_Directions_
Give the count of lines containing the string "biztosítottsági", with no other output.

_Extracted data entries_
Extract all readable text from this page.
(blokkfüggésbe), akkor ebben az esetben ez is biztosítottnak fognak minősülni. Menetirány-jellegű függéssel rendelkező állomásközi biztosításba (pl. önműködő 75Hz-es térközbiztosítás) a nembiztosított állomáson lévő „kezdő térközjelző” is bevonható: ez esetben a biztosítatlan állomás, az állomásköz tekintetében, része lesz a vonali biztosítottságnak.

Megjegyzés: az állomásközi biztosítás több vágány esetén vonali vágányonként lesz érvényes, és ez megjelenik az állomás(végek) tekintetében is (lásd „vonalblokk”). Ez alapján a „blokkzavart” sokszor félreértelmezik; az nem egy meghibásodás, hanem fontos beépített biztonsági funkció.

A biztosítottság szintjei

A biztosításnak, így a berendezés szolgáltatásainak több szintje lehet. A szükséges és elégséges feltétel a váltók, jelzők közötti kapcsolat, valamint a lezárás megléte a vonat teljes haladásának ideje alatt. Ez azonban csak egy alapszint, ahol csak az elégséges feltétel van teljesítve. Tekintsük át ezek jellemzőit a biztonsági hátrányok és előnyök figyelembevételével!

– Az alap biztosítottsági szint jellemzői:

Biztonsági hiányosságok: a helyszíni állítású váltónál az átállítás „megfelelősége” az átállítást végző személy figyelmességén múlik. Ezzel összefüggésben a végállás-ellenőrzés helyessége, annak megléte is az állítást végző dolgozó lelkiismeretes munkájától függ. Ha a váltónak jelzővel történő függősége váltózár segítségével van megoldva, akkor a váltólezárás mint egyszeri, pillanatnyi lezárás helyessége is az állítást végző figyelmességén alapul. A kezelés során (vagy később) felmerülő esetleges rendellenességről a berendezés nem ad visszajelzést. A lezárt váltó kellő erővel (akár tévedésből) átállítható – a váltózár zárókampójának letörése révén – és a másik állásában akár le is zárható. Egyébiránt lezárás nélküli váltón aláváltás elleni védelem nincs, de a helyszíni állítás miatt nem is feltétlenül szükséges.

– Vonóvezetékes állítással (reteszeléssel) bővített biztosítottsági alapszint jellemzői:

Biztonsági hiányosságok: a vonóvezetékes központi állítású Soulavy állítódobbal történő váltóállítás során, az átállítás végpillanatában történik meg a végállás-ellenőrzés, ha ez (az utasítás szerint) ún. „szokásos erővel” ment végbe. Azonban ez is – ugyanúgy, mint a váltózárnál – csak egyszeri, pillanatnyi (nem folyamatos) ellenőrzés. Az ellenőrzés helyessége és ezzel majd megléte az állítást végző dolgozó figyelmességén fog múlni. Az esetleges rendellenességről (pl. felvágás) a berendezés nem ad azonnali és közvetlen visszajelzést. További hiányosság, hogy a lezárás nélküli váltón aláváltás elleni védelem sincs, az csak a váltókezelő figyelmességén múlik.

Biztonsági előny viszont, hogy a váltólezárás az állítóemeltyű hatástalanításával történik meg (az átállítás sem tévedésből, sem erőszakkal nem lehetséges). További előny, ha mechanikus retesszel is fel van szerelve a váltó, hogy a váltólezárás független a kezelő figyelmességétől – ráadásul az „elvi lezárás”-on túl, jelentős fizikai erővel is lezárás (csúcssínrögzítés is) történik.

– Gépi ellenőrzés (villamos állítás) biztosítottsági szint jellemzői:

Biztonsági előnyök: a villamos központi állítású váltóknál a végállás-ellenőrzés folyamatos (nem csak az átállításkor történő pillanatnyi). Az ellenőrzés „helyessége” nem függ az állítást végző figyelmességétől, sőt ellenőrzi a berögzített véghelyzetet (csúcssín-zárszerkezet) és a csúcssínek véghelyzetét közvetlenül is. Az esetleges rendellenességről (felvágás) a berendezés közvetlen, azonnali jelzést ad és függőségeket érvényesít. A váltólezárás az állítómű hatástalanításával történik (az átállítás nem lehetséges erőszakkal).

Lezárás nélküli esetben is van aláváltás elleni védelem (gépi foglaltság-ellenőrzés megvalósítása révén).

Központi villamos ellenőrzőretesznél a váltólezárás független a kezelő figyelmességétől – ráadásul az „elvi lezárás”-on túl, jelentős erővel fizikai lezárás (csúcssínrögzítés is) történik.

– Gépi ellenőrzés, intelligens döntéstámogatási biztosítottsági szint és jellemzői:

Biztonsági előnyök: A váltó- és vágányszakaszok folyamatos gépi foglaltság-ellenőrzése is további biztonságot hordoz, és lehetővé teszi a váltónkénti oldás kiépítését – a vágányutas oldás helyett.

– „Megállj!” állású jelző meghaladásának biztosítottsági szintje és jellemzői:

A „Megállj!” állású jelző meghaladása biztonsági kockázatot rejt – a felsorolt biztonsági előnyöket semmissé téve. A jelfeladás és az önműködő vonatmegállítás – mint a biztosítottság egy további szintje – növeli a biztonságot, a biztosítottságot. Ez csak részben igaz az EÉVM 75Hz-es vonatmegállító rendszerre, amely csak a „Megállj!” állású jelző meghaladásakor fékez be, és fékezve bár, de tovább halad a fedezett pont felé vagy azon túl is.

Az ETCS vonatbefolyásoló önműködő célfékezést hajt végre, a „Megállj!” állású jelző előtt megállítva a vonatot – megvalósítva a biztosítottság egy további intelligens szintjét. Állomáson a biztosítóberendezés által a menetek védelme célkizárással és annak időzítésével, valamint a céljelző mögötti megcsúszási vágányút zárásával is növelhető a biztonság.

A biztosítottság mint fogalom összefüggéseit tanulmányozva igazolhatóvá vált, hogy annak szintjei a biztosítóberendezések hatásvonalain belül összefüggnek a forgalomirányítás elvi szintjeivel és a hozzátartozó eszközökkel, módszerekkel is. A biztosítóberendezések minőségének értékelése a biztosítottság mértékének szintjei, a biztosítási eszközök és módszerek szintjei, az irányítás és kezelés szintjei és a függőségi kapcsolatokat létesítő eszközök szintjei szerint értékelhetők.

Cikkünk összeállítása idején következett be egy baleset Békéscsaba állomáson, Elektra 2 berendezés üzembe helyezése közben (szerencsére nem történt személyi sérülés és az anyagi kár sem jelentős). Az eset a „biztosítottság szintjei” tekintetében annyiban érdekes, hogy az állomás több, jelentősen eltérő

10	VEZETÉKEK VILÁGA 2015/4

_Solution to the exercise_
5